Exercise material:
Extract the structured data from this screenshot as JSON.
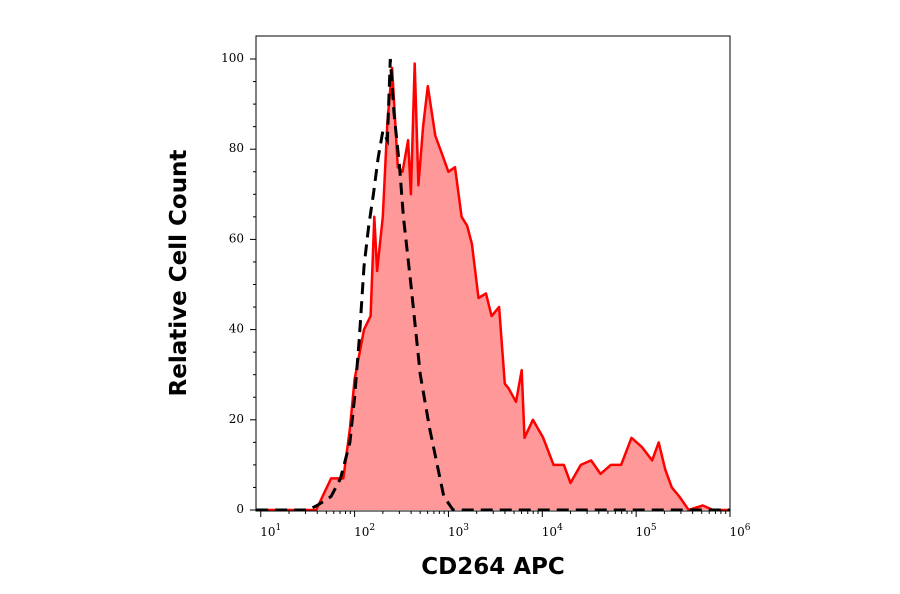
{
  "chart_data": {
    "type": "area",
    "title": "",
    "xlabel": "CD264 APC",
    "ylabel": "Relative Cell Count",
    "x_scale": "log",
    "xlim": [
      8.9,
      1000000
    ],
    "ylim": [
      0,
      100
    ],
    "grid": false,
    "legend": "none",
    "y_ticks": [
      0,
      20,
      40,
      60,
      80,
      100
    ],
    "y_tick_labels": [
      "0",
      "20",
      "40",
      "60",
      "80",
      "100"
    ],
    "x_ticks": [
      10,
      100,
      1000,
      10000,
      100000,
      1000000
    ],
    "x_tick_labels": [
      {
        "base": "10",
        "exp": "1"
      },
      {
        "base": "10",
        "exp": "2"
      },
      {
        "base": "10",
        "exp": "3"
      },
      {
        "base": "10",
        "exp": "4"
      },
      {
        "base": "10",
        "exp": "5"
      },
      {
        "base": "10",
        "exp": "6"
      }
    ],
    "series": [
      {
        "style": "filled",
        "color": "#ff0000",
        "fill": "#ff9999",
        "log10_x": [
          0.95,
          1.59,
          1.75,
          1.88,
          1.95,
          2.0,
          2.1,
          2.17,
          2.21,
          2.24,
          2.3,
          2.35,
          2.4,
          2.46,
          2.51,
          2.57,
          2.6,
          2.64,
          2.68,
          2.73,
          2.78,
          2.86,
          2.93,
          3.0,
          3.07,
          3.14,
          3.2,
          3.25,
          3.32,
          3.4,
          3.46,
          3.54,
          3.6,
          3.64,
          3.72,
          3.78,
          3.81,
          3.9,
          4.01,
          4.12,
          4.23,
          4.3,
          4.41,
          4.52,
          4.62,
          4.73,
          4.84,
          4.95,
          5.06,
          5.17,
          5.24,
          5.31,
          5.38,
          5.46,
          5.56,
          5.71,
          5.82,
          6.0
        ],
        "y": [
          0,
          0,
          7,
          7,
          18,
          29,
          40,
          43,
          65,
          53,
          65,
          86,
          98,
          76,
          75,
          82,
          70,
          99,
          72,
          85,
          94,
          83,
          79,
          75,
          76,
          65,
          63,
          59,
          47,
          48,
          43,
          45,
          28,
          27,
          24,
          31,
          16,
          20,
          16,
          10,
          10,
          6,
          10,
          11,
          8,
          10,
          10,
          16,
          14,
          11,
          15,
          9,
          5,
          3,
          0,
          1,
          0,
          0
        ]
      },
      {
        "style": "dashed",
        "color": "#000000",
        "log10_x": [
          0.95,
          1.5,
          1.6,
          1.75,
          1.85,
          1.95,
          2.0,
          2.05,
          2.1,
          2.15,
          2.2,
          2.25,
          2.3,
          2.35,
          2.38,
          2.42,
          2.48,
          2.52,
          2.6,
          2.7,
          2.8,
          2.88,
          2.95,
          3.05,
          6.0
        ],
        "y": [
          0,
          0,
          1,
          3,
          7,
          15,
          25,
          38,
          54,
          63,
          70,
          78,
          84,
          82,
          100,
          88,
          76,
          65,
          50,
          30,
          18,
          10,
          3,
          0,
          0
        ]
      }
    ]
  }
}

Exercise goal:
All records above are to be printed exactly, minus the pictures they contain.

Result of the task:
Extract the structured data from this screenshot as JSON.
{
  "chart_data": {
    "type": "area",
    "title": "",
    "xlabel": "CD264 APC",
    "ylabel": "Relative Cell Count",
    "x_scale": "log",
    "xlim": [
      8.9,
      1000000
    ],
    "ylim": [
      0,
      100
    ],
    "grid": false,
    "legend": "none",
    "y_ticks": [
      0,
      20,
      40,
      60,
      80,
      100
    ],
    "y_tick_labels": [
      "0",
      "20",
      "40",
      "60",
      "80",
      "100"
    ],
    "x_ticks": [
      10,
      100,
      1000,
      10000,
      100000,
      1000000
    ],
    "x_tick_labels": [
      {
        "base": "10",
        "exp": "1"
      },
      {
        "base": "10",
        "exp": "2"
      },
      {
        "base": "10",
        "exp": "3"
      },
      {
        "base": "10",
        "exp": "4"
      },
      {
        "base": "10",
        "exp": "5"
      },
      {
        "base": "10",
        "exp": "6"
      }
    ],
    "series": [
      {
        "style": "filled",
        "color": "#ff0000",
        "fill": "#ff9999",
        "log10_x": [
          0.95,
          1.59,
          1.75,
          1.88,
          1.95,
          2.0,
          2.1,
          2.17,
          2.21,
          2.24,
          2.3,
          2.35,
          2.4,
          2.46,
          2.51,
          2.57,
          2.6,
          2.64,
          2.68,
          2.73,
          2.78,
          2.86,
          2.93,
          3.0,
          3.07,
          3.14,
          3.2,
          3.25,
          3.32,
          3.4,
          3.46,
          3.54,
          3.6,
          3.64,
          3.72,
          3.78,
          3.81,
          3.9,
          4.01,
          4.12,
          4.23,
          4.3,
          4.41,
          4.52,
          4.62,
          4.73,
          4.84,
          4.95,
          5.06,
          5.17,
          5.24,
          5.31,
          5.38,
          5.46,
          5.56,
          5.71,
          5.82,
          6.0
        ],
        "y": [
          0,
          0,
          7,
          7,
          18,
          29,
          40,
          43,
          65,
          53,
          65,
          86,
          98,
          76,
          75,
          82,
          70,
          99,
          72,
          85,
          94,
          83,
          79,
          75,
          76,
          65,
          63,
          59,
          47,
          48,
          43,
          45,
          28,
          27,
          24,
          31,
          16,
          20,
          16,
          10,
          10,
          6,
          10,
          11,
          8,
          10,
          10,
          16,
          14,
          11,
          15,
          9,
          5,
          3,
          0,
          1,
          0,
          0
        ]
      },
      {
        "style": "dashed",
        "color": "#000000",
        "log10_x": [
          0.95,
          1.5,
          1.6,
          1.75,
          1.85,
          1.95,
          2.0,
          2.05,
          2.1,
          2.15,
          2.2,
          2.25,
          2.3,
          2.35,
          2.38,
          2.42,
          2.48,
          2.52,
          2.6,
          2.7,
          2.8,
          2.88,
          2.95,
          3.05,
          6.0
        ],
        "y": [
          0,
          0,
          1,
          3,
          7,
          15,
          25,
          38,
          54,
          63,
          70,
          78,
          84,
          82,
          100,
          88,
          76,
          65,
          50,
          30,
          18,
          10,
          3,
          0,
          0
        ]
      }
    ]
  }
}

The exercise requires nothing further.